_DESCRIPTION OF THE TASK:_ From the entries below, copy every line where the string "trance" appears.

═══ SUPPLIED DATA ═══

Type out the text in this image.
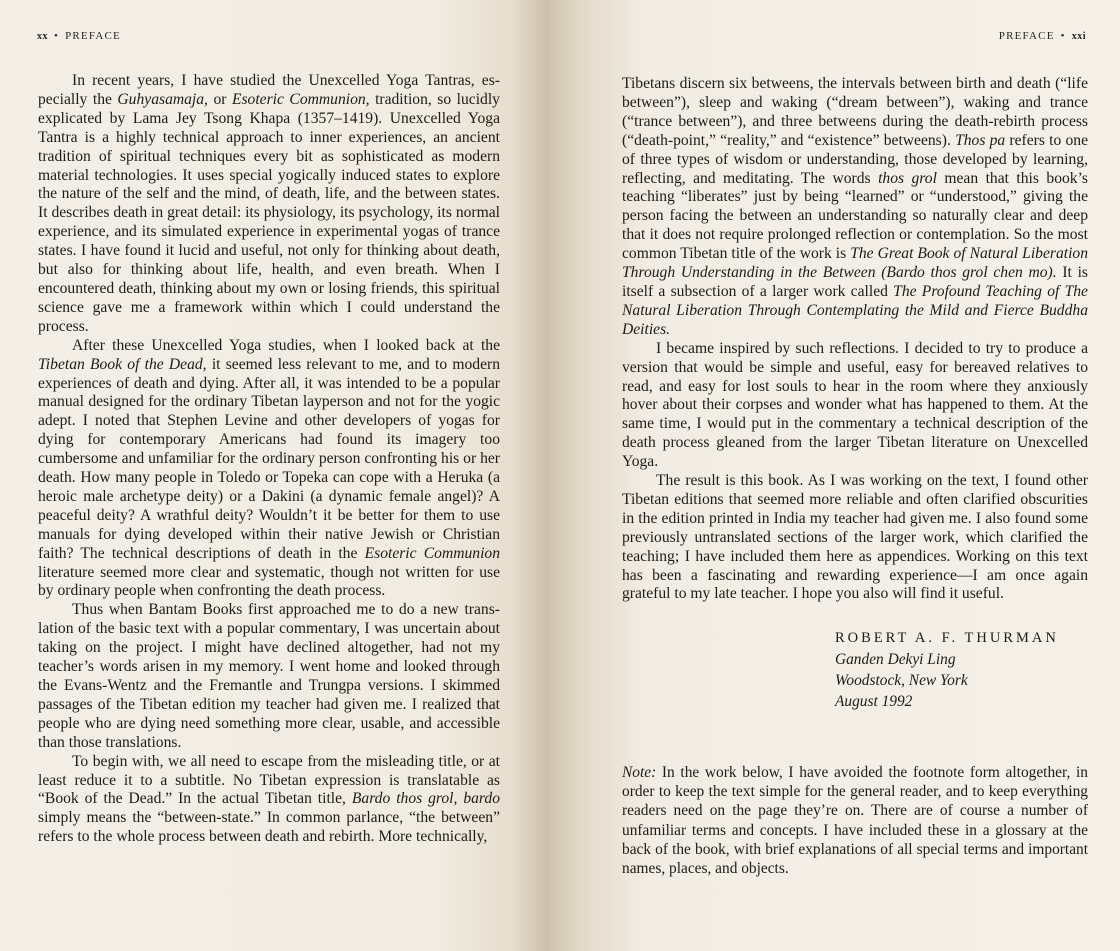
xx • PREFACE

In recent years, I have studied the Unexcelled Yoga Tantras, especially the Guhyasamaja, or Esoteric Communion, tradition, so lucidly explicated by Lama Jey Tsong Khapa (1357–1419). Unexcelled Yoga Tantra is a highly technical approach to inner experiences, an ancient tradition of spiritual techniques every bit as sophisticated as modern material technologies. It uses special yogically induced states to explore the nature of the self and the mind, of death, life, and the between states. It describes death in great detail: its physiology, its psychology, its normal experience, and its simulated experience in experimental yogas of trance states. I have found it lucid and useful, not only for thinking about death, but also for thinking about life, health, and even breath. When I encountered death, thinking about my own or losing friends, this spiritual science gave me a framework within which I could understand the process.

After these Unexcelled Yoga studies, when I looked back at the Tibetan Book of the Dead, it seemed less relevant to me, and to modern experiences of death and dying. After all, it was intended to be a popular manual designed for the ordinary Tibetan layperson and not for the yogic adept. I noted that Stephen Levine and other developers of yogas for dying for contemporary Americans had found its imagery too cumbersome and unfamiliar for the ordinary person confronting his or her death. How many people in Toledo or Topeka can cope with a Heruka (a heroic male archetype deity) or a Dakini (a dynamic female angel)? A peaceful deity? A wrathful deity? Wouldn’t it be better for them to use manuals for dying developed within their native Jewish or Christian faith? The technical descriptions of death in the Esoteric Communion literature seemed more clear and systematic, though not written for use by ordinary people when confronting the death process.

Thus when Bantam Books first approached me to do a new translation of the basic text with a popular commentary, I was uncertain about taking on the project. I might have declined altogether, had not my teacher’s words arisen in my memory. I went home and looked through the Evans-Wentz and the Fremantle and Trungpa versions. I skimmed passages of the Tibetan edition my teacher had given me. I realized that people who are dying need something more clear, usable, and accessible than those translations.

To begin with, we all need to escape from the misleading title, or at least reduce it to a subtitle. No Tibetan expression is translatable as “Book of the Dead.” In the actual Tibetan title, Bardo thos grol, bardo simply means the “between-state.” In common parlance, “the between” refers to the whole process between death and rebirth. More technically,

PREFACE • xxi

Tibetans discern six betweens, the intervals between birth and death (“life between”), sleep and waking (“dream between”), waking and trance (“trance between”), and three betweens during the death-rebirth process (“death-point,” “reality,” and “existence” betweens). Thos pa refers to one of three types of wisdom or understanding, those developed by learning, reflecting, and meditating. The words thos grol mean that this book’s teaching “liberates” just by being “learned” or “understood,” giving the person facing the between an understanding so naturally clear and deep that it does not require prolonged reflection or contemplation. So the most common Tibetan title of the work is The Great Book of Natural Liberation Through Understanding in the Between (Bardo thos grol chen mo). It is itself a subsection of a larger work called The Profound Teaching of The Natural Liberation Through Contemplating the Mild and Fierce Buddha Deities.

I became inspired by such reflections. I decided to try to produce a version that would be simple and useful, easy for bereaved relatives to read, and easy for lost souls to hear in the room where they anxiously hover about their corpses and wonder what has happened to them. At the same time, I would put in the commentary a technical description of the death process gleaned from the larger Tibetan literature on Unexcelled Yoga.

The result is this book. As I was working on the text, I found other Tibetan editions that seemed more reliable and often clarified obscurities in the edition printed in India my teacher had given me. I also found some previously untranslated sections of the larger work, which clarified the teaching; I have included them here as appendices. Working on this text has been a fascinating and rewarding experience—I am once again grateful to my late teacher. I hope you also will find it useful.

ROBERT A. F. THURMAN
Ganden Dekyi Ling
Woodstock, New York
August 1992
Note: In the work below, I have avoided the footnote form altogether, in order to keep the text simple for the general reader, and to keep everything readers need on the page they’re on. There are of course a number of unfamiliar terms and concepts. I have included these in a glossary at the back of the book, with brief explanations of all special terms and important names, places, and objects.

═══

_RESPONSE TO THE TASK:_
In recent years, I have studied the Unexcelled Yoga Tantras, especially the Guhyasamaja, or Esoteric Communion, tradition, so lucidly explicated by Lama Jey Tsong Khapa (1357–1419). Unexcelled Yoga Tantra is a highly technical approach to inner experiences, an ancient tradition of spiritual techniques every bit as sophisticated as modern material technologies. It uses special yogically induced states to explore the nature of the self and the mind, of death, life, and the between states. It describes death in great detail: its physiology, its psychology, its normal experience, and its simulated experience in experimental yogas of trance states. I have found it lucid and useful, not only for thinking about death, but also for thinking about life, health, and even breath. When I encountered death, thinking about my own or losing friends, this spiritual science gave me a framework within which I could understand the process.
Tibetans discern six betweens, the intervals between birth and death (“life between”), sleep and waking (“dream between”), waking and trance (“trance between”), and three betweens during the death-rebirth process (“death-point,” “reality,” and “existence” betweens). Thos pa refers to one of three types of wisdom or understanding, those developed by learning, reflecting, and meditating. The words thos grol mean that this book’s teaching “liberates” just by being “learned” or “understood,” giving the person facing the between an understanding so naturally clear and deep that it does not require prolonged reflection or contemplation. So the most common Tibetan title of the work is The Great Book of Natural Liberation Through Understanding in the Between (Bardo thos grol chen mo). It is itself a subsection of a larger work called The Profound Teaching of The Natural Liberation Through Contemplating the Mild and Fierce Buddha Deities.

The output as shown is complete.